-- Begin Input rows --

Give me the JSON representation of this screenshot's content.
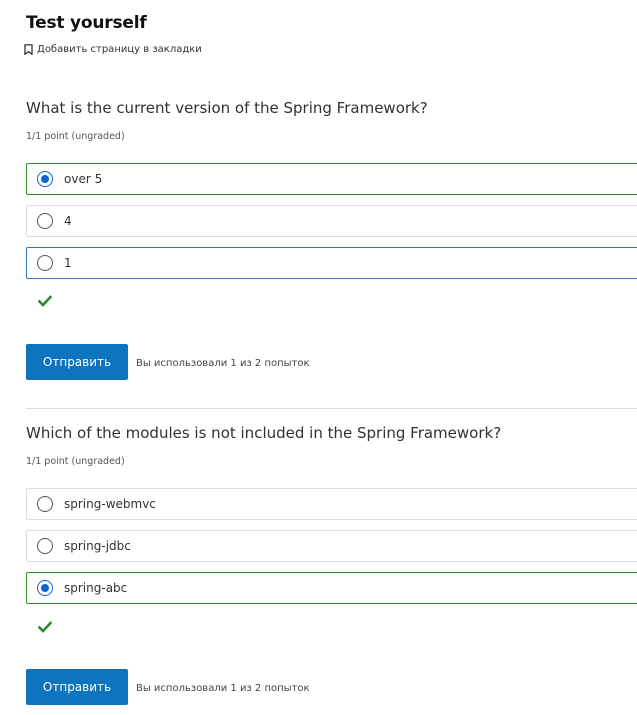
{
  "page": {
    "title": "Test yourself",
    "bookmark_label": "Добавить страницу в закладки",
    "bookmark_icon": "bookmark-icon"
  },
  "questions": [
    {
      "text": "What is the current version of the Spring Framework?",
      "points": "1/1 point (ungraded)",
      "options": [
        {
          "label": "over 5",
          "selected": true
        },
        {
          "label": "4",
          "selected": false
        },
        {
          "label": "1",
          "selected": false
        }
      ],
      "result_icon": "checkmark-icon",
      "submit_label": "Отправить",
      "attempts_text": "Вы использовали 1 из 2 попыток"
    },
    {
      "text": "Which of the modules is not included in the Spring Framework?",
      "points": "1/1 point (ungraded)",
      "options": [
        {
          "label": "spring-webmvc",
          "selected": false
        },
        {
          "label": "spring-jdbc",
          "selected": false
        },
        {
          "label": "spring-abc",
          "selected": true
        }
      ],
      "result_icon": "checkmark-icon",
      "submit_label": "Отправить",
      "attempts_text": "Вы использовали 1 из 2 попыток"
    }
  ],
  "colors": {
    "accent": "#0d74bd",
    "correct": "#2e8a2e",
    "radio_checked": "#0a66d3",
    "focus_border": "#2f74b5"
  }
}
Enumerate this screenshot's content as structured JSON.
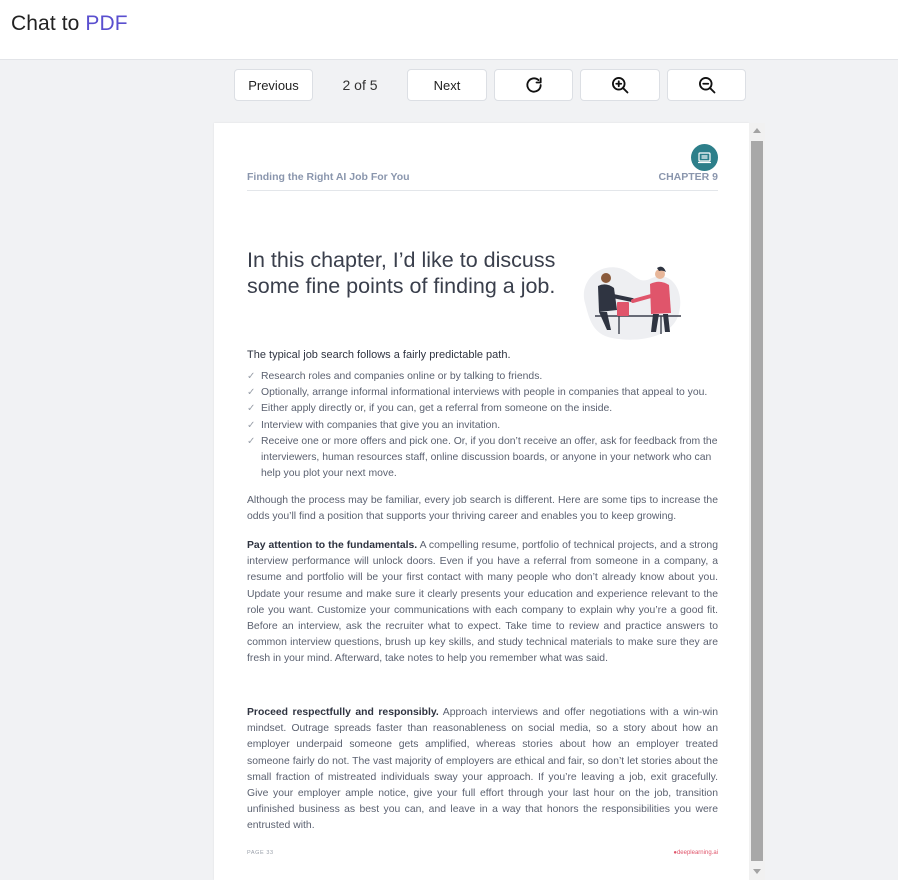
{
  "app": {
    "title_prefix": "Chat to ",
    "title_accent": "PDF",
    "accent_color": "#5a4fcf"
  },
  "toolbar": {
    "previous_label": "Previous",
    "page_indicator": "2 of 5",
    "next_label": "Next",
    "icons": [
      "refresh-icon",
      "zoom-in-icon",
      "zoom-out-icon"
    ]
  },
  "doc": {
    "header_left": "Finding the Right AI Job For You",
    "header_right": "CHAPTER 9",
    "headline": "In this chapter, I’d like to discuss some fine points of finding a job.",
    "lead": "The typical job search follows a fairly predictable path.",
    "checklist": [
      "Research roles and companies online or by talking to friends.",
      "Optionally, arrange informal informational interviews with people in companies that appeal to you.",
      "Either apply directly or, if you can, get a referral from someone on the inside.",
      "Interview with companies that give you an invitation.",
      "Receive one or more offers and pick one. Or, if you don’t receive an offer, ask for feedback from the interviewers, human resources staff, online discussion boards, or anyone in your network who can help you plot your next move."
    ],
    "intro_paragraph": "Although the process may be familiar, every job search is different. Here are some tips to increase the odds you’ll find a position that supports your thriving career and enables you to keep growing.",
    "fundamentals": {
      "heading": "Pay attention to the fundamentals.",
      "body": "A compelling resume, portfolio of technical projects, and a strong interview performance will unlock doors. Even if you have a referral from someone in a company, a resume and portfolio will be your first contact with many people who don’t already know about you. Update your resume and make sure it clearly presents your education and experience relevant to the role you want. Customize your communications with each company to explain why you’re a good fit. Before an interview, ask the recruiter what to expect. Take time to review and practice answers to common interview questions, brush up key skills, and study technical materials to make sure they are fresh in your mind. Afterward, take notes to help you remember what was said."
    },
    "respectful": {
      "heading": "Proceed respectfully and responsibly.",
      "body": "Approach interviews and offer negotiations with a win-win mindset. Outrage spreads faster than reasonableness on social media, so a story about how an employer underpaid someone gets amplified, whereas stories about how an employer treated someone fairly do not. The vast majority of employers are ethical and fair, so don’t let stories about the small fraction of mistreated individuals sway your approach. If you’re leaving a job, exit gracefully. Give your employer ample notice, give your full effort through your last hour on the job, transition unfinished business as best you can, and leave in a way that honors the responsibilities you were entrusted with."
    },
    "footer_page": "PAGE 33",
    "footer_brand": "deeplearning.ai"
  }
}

-- End Input rows --

Required work -
In the listing, find each line with the string "this" and copy it.

Result -
Give me the JSON representation of this screenshot's content.
Enumerate this screenshot's content as structured JSON.
    "headline": "In this chapter, I’d like to discuss some fine points of finding a job.",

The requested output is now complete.